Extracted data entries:
⁂

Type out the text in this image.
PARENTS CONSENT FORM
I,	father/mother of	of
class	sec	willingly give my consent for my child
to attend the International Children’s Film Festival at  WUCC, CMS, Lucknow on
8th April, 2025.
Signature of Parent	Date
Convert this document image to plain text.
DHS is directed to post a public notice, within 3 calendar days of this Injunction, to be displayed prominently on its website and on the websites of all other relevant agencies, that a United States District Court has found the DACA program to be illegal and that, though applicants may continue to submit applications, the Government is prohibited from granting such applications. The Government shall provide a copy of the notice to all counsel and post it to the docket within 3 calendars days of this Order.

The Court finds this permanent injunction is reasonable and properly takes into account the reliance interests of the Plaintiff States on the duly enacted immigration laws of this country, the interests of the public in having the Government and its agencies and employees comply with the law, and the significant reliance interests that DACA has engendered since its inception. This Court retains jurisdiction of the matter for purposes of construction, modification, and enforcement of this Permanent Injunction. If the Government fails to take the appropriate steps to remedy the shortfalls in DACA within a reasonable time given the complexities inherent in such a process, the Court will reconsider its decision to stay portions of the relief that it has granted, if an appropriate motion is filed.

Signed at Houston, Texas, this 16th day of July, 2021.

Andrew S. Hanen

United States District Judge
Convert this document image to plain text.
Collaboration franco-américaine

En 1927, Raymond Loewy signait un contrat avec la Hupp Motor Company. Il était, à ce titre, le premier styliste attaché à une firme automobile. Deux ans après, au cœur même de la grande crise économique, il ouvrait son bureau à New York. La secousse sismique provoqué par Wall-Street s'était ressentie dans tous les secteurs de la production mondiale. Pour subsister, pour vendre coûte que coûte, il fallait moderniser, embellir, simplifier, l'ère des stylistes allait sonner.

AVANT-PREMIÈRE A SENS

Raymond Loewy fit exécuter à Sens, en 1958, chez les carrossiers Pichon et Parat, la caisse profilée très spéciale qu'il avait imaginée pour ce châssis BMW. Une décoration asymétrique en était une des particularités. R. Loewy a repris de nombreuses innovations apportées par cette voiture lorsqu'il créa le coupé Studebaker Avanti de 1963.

⁂

**TASK**
Write out the full listing exactly as given.

**CORRECT OUTPUT**
Type out the text in this image.
PARENTS CONSENT FORM
I,	father/mother of	of
class	sec	willingly give my consent for my child
to attend the International Children’s Film Festival at  WUCC, CMS, Lucknow on
8th April, 2025.
Signature of Parent	Date
Convert this document image to plain text.
DHS is directed to post a public notice, within 3 calendar days of this Injunction, to be displayed prominently on its website and on the websites of all other relevant agencies, that a United States District Court has found the DACA program to be illegal and that, though applicants may continue to submit applications, the Government is prohibited from granting such applications. The Government shall provide a copy of the notice to all counsel and post it to the docket within 3 calendars days of this Order.

The Court finds this permanent injunction is reasonable and properly takes into account the reliance interests of the Plaintiff States on the duly enacted immigration laws of this country, the interests of the public in having the Government and its agencies and employees comply with the law, and the significant reliance interests that DACA has engendered since its inception. This Court retains jurisdiction of the matter for purposes of construction, modification, and enforcement of this Permanent Injunction. If the Government fails to take the appropriate steps to remedy the shortfalls in DACA within a reasonable time given the complexities inherent in such a process, the Court will reconsider its decision to stay portions of the relief that it has granted, if an appropriate motion is filed.

Signed at Houston, Texas, this 16th day of July, 2021.

Andrew S. Hanen

United States District Judge
Convert this document image to plain text.
Collaboration franco-américaine

En 1927, Raymond Loewy signait un contrat avec la Hupp Motor Company. Il était, à ce titre, le premier styliste attaché à une firme automobile. Deux ans après, au cœur même de la grande crise économique, il ouvrait son bureau à New York. La secousse sismique provoqué par Wall-Street s'était ressentie dans tous les secteurs de la production mondiale. Pour subsister, pour vendre coûte que coûte, il fallait moderniser, embellir, simplifier, l'ère des stylistes allait sonner.

AVANT-PREMIÈRE A SENS

Raymond Loewy fit exécuter à Sens, en 1958, chez les carrossiers Pichon et Parat, la caisse profilée très spéciale qu'il avait imaginée pour ce châssis BMW. Une décoration asymétrique en était une des particularités. R. Loewy a repris de nombreuses innovations apportées par cette voiture lorsqu'il créa le coupé Studebaker Avanti de 1963.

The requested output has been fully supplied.